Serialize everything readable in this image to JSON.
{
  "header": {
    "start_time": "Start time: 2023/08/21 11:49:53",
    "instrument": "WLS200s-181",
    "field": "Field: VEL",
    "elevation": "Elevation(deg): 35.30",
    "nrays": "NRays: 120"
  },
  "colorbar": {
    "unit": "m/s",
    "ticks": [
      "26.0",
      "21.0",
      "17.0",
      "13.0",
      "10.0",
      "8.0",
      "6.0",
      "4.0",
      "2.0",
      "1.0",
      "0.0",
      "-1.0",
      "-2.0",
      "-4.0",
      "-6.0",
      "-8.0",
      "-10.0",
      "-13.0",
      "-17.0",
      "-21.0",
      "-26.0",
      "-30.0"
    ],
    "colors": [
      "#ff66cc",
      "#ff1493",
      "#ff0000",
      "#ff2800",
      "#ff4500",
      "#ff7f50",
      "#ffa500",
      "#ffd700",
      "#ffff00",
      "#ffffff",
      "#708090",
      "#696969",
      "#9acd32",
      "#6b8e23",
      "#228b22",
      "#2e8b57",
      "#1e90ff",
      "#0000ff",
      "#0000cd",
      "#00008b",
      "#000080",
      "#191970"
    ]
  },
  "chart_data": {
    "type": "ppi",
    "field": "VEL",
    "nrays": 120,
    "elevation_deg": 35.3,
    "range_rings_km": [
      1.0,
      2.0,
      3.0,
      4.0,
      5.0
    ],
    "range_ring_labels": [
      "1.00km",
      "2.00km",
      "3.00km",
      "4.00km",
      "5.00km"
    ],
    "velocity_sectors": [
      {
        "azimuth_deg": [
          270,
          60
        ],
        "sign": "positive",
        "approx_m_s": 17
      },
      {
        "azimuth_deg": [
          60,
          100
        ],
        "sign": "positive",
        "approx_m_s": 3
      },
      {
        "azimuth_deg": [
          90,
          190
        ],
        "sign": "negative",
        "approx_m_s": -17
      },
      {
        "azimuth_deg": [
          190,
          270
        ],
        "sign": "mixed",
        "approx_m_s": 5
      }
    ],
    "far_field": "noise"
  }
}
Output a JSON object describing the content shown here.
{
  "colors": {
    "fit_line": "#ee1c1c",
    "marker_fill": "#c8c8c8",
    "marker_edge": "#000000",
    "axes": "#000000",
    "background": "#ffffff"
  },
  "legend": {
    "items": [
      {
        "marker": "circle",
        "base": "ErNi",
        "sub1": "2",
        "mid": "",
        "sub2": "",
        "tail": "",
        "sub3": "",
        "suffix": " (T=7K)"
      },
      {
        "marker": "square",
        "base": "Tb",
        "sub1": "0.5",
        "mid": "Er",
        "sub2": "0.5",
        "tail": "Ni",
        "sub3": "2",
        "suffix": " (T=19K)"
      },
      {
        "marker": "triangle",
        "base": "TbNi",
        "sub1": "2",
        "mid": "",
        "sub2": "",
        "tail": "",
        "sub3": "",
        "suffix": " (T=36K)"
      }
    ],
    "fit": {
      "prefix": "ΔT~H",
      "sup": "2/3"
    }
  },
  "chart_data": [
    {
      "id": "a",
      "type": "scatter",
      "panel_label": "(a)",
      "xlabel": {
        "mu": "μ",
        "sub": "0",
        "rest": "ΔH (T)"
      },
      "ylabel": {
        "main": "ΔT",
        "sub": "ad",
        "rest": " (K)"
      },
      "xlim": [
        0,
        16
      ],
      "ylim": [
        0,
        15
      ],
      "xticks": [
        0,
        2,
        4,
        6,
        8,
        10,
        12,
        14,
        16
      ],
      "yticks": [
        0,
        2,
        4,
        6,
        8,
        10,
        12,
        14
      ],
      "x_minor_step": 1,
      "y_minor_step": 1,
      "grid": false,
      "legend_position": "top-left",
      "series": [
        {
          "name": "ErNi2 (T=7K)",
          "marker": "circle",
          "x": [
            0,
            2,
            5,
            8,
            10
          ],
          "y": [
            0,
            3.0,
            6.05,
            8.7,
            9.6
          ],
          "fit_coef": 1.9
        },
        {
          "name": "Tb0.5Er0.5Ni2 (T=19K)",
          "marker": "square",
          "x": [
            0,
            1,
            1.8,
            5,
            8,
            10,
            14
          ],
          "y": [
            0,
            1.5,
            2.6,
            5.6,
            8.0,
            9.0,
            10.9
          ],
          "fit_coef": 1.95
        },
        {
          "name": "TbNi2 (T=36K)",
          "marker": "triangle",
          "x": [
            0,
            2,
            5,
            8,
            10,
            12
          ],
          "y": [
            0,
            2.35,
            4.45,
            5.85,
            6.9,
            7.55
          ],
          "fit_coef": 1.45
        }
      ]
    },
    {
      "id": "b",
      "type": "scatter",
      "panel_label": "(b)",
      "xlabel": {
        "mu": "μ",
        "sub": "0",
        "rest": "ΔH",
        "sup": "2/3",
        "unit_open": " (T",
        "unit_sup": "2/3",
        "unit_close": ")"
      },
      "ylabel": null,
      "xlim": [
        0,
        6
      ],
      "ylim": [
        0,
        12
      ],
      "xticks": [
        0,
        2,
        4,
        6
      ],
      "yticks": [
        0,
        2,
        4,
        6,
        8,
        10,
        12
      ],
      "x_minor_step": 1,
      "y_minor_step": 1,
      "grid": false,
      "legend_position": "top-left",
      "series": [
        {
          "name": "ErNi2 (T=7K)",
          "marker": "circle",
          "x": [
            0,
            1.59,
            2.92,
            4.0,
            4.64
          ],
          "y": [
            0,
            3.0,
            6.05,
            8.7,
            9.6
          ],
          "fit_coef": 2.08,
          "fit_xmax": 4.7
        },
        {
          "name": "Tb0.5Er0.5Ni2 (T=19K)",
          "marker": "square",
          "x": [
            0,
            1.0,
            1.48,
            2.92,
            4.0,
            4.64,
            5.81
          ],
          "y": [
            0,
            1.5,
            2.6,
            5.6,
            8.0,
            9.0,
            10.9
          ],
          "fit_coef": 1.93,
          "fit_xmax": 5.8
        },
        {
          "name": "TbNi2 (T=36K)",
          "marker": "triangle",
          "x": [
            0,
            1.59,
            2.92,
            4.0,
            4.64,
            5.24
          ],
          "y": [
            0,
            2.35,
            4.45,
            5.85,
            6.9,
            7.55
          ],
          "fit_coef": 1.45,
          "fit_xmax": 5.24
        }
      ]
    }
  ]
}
##########
*Objective*:
Extract the entries above verbatim.

*Exercise output*:
Serialize everything readable in this image to JSON.
{
  "header": {
    "start_time": "Start time: 2023/08/21 11:49:53",
    "instrument": "WLS200s-181",
    "field": "Field: VEL",
    "elevation": "Elevation(deg): 35.30",
    "nrays": "NRays: 120"
  },
  "colorbar": {
    "unit": "m/s",
    "ticks": [
      "26.0",
      "21.0",
      "17.0",
      "13.0",
      "10.0",
      "8.0",
      "6.0",
      "4.0",
      "2.0",
      "1.0",
      "0.0",
      "-1.0",
      "-2.0",
      "-4.0",
      "-6.0",
      "-8.0",
      "-10.0",
      "-13.0",
      "-17.0",
      "-21.0",
      "-26.0",
      "-30.0"
    ],
    "colors": [
      "#ff66cc",
      "#ff1493",
      "#ff0000",
      "#ff2800",
      "#ff4500",
      "#ff7f50",
      "#ffa500",
      "#ffd700",
      "#ffff00",
      "#ffffff",
      "#708090",
      "#696969",
      "#9acd32",
      "#6b8e23",
      "#228b22",
      "#2e8b57",
      "#1e90ff",
      "#0000ff",
      "#0000cd",
      "#00008b",
      "#000080",
      "#191970"
    ]
  },
  "chart_data": {
    "type": "ppi",
    "field": "VEL",
    "nrays": 120,
    "elevation_deg": 35.3,
    "range_rings_km": [
      1.0,
      2.0,
      3.0,
      4.0,
      5.0
    ],
    "range_ring_labels": [
      "1.00km",
      "2.00km",
      "3.00km",
      "4.00km",
      "5.00km"
    ],
    "velocity_sectors": [
      {
        "azimuth_deg": [
          270,
          60
        ],
        "sign": "positive",
        "approx_m_s": 17
      },
      {
        "azimuth_deg": [
          60,
          100
        ],
        "sign": "positive",
        "approx_m_s": 3
      },
      {
        "azimuth_deg": [
          90,
          190
        ],
        "sign": "negative",
        "approx_m_s": -17
      },
      {
        "azimuth_deg": [
          190,
          270
        ],
        "sign": "mixed",
        "approx_m_s": 5
      }
    ],
    "far_field": "noise"
  }
}
Output a JSON object describing the content shown here.
{
  "colors": {
    "fit_line": "#ee1c1c",
    "marker_fill": "#c8c8c8",
    "marker_edge": "#000000",
    "axes": "#000000",
    "background": "#ffffff"
  },
  "legend": {
    "items": [
      {
        "marker": "circle",
        "base": "ErNi",
        "sub1": "2",
        "mid": "",
        "sub2": "",
        "tail": "",
        "sub3": "",
        "suffix": " (T=7K)"
      },
      {
        "marker": "square",
        "base": "Tb",
        "sub1": "0.5",
        "mid": "Er",
        "sub2": "0.5",
        "tail": "Ni",
        "sub3": "2",
        "suffix": " (T=19K)"
      },
      {
        "marker": "triangle",
        "base": "TbNi",
        "sub1": "2",
        "mid": "",
        "sub2": "",
        "tail": "",
        "sub3": "",
        "suffix": " (T=36K)"
      }
    ],
    "fit": {
      "prefix": "ΔT~H",
      "sup": "2/3"
    }
  },
  "chart_data": [
    {
      "id": "a",
      "type": "scatter",
      "panel_label": "(a)",
      "xlabel": {
        "mu": "μ",
        "sub": "0",
        "rest": "ΔH (T)"
      },
      "ylabel": {
        "main": "ΔT",
        "sub": "ad",
        "rest": " (K)"
      },
      "xlim": [
        0,
        16
      ],
      "ylim": [
        0,
        15
      ],
      "xticks": [
        0,
        2,
        4,
        6,
        8,
        10,
        12,
        14,
        16
      ],
      "yticks": [
        0,
        2,
        4,
        6,
        8,
        10,
        12,
        14
      ],
      "x_minor_step": 1,
      "y_minor_step": 1,
      "grid": false,
      "legend_position": "top-left",
      "series": [
        {
          "name": "ErNi2 (T=7K)",
          "marker": "circle",
          "x": [
            0,
            2,
            5,
            8,
            10
          ],
          "y": [
            0,
            3.0,
            6.05,
            8.7,
            9.6
          ],
          "fit_coef": 1.9
        },
        {
          "name": "Tb0.5Er0.5Ni2 (T=19K)",
          "marker": "square",
          "x": [
            0,
            1,
            1.8,
            5,
            8,
            10,
            14
          ],
          "y": [
            0,
            1.5,
            2.6,
            5.6,
            8.0,
            9.0,
            10.9
          ],
          "fit_coef": 1.95
        },
        {
          "name": "TbNi2 (T=36K)",
          "marker": "triangle",
          "x": [
            0,
            2,
            5,
            8,
            10,
            12
          ],
          "y": [
            0,
            2.35,
            4.45,
            5.85,
            6.9,
            7.55
          ],
          "fit_coef": 1.45
        }
      ]
    },
    {
      "id": "b",
      "type": "scatter",
      "panel_label": "(b)",
      "xlabel": {
        "mu": "μ",
        "sub": "0",
        "rest": "ΔH",
        "sup": "2/3",
        "unit_open": " (T",
        "unit_sup": "2/3",
        "unit_close": ")"
      },
      "ylabel": null,
      "xlim": [
        0,
        6
      ],
      "ylim": [
        0,
        12
      ],
      "xticks": [
        0,
        2,
        4,
        6
      ],
      "yticks": [
        0,
        2,
        4,
        6,
        8,
        10,
        12
      ],
      "x_minor_step": 1,
      "y_minor_step": 1,
      "grid": false,
      "legend_position": "top-left",
      "series": [
        {
          "name": "ErNi2 (T=7K)",
          "marker": "circle",
          "x": [
            0,
            1.59,
            2.92,
            4.0,
            4.64
          ],
          "y": [
            0,
            3.0,
            6.05,
            8.7,
            9.6
          ],
          "fit_coef": 2.08,
          "fit_xmax": 4.7
        },
        {
          "name": "Tb0.5Er0.5Ni2 (T=19K)",
          "marker": "square",
          "x": [
            0,
            1.0,
            1.48,
            2.92,
            4.0,
            4.64,
            5.81
          ],
          "y": [
            0,
            1.5,
            2.6,
            5.6,
            8.0,
            9.0,
            10.9
          ],
          "fit_coef": 1.93,
          "fit_xmax": 5.8
        },
        {
          "name": "TbNi2 (T=36K)",
          "marker": "triangle",
          "x": [
            0,
            1.59,
            2.92,
            4.0,
            4.64,
            5.24
          ],
          "y": [
            0,
            2.35,
            4.45,
            5.85,
            6.9,
            7.55
          ],
          "fit_coef": 1.45,
          "fit_xmax": 5.24
        }
      ]
    }
  ]
}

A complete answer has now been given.